Stated exercise. Your task is to quote the material that follows, in full and exactly.

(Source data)
====

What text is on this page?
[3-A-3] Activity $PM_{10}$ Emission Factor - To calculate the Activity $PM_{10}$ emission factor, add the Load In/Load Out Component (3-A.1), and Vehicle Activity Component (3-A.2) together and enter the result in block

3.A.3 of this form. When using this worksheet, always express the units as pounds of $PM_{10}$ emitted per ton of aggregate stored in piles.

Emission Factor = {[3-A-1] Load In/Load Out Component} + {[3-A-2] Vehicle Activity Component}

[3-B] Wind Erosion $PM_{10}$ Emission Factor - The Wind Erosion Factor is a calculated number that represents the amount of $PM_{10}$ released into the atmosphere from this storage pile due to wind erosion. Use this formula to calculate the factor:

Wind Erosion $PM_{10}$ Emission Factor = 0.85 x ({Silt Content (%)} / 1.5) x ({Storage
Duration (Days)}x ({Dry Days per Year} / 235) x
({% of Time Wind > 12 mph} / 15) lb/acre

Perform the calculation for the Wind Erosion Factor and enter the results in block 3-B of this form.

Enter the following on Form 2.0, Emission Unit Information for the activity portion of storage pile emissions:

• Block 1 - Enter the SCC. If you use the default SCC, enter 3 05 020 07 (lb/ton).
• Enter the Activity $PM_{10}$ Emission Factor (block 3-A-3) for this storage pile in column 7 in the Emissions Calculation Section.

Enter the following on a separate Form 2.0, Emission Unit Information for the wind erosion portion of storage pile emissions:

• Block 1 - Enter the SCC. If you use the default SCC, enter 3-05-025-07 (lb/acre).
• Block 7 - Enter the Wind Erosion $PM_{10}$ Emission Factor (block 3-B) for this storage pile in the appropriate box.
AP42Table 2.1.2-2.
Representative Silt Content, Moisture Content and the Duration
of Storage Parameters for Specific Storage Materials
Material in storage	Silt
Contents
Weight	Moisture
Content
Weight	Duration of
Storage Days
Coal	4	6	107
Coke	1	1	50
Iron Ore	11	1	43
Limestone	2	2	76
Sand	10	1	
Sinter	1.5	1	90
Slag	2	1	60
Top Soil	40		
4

====

Response.
What text is on this page?
[3-A-3] Activity $PM_{10}$ Emission Factor - To calculate the Activity $PM_{10}$ emission factor, add the Load In/Load Out Component (3-A.1), and Vehicle Activity Component (3-A.2) together and enter the result in block

3.A.3 of this form. When using this worksheet, always express the units as pounds of $PM_{10}$ emitted per ton of aggregate stored in piles.

Emission Factor = {[3-A-1] Load In/Load Out Component} + {[3-A-2] Vehicle Activity Component}

[3-B] Wind Erosion $PM_{10}$ Emission Factor - The Wind Erosion Factor is a calculated number that represents the amount of $PM_{10}$ released into the atmosphere from this storage pile due to wind erosion. Use this formula to calculate the factor:

Wind Erosion $PM_{10}$ Emission Factor = 0.85 x ({Silt Content (%)} / 1.5) x ({Storage
Duration (Days)}x ({Dry Days per Year} / 235) x
({% of Time Wind > 12 mph} / 15) lb/acre

Perform the calculation for the Wind Erosion Factor and enter the results in block 3-B of this form.

Enter the following on Form 2.0, Emission Unit Information for the activity portion of storage pile emissions:

• Block 1 - Enter the SCC. If you use the default SCC, enter 3 05 020 07 (lb/ton).
• Enter the Activity $PM_{10}$ Emission Factor (block 3-A-3) for this storage pile in column 7 in the Emissions Calculation Section.

Enter the following on a separate Form 2.0, Emission Unit Information for the wind erosion portion of storage pile emissions:

• Block 1 - Enter the SCC. If you use the default SCC, enter 3-05-025-07 (lb/acre).
• Block 7 - Enter the Wind Erosion $PM_{10}$ Emission Factor (block 3-B) for this storage pile in the appropriate box.
AP42Table 2.1.2-2.
Representative Silt Content, Moisture Content and the Duration
of Storage Parameters for Specific Storage Materials
Material in storage	Silt
Contents
Weight	Moisture
Content
Weight	Duration of
Storage Days
Coal	4	6	107
Coke	1	1	50
Iron Ore	11	1	43
Limestone	2	2	76
Sand	10	1	
Sinter	1.5	1	90
Slag	2	1	60
Top Soil	40		
4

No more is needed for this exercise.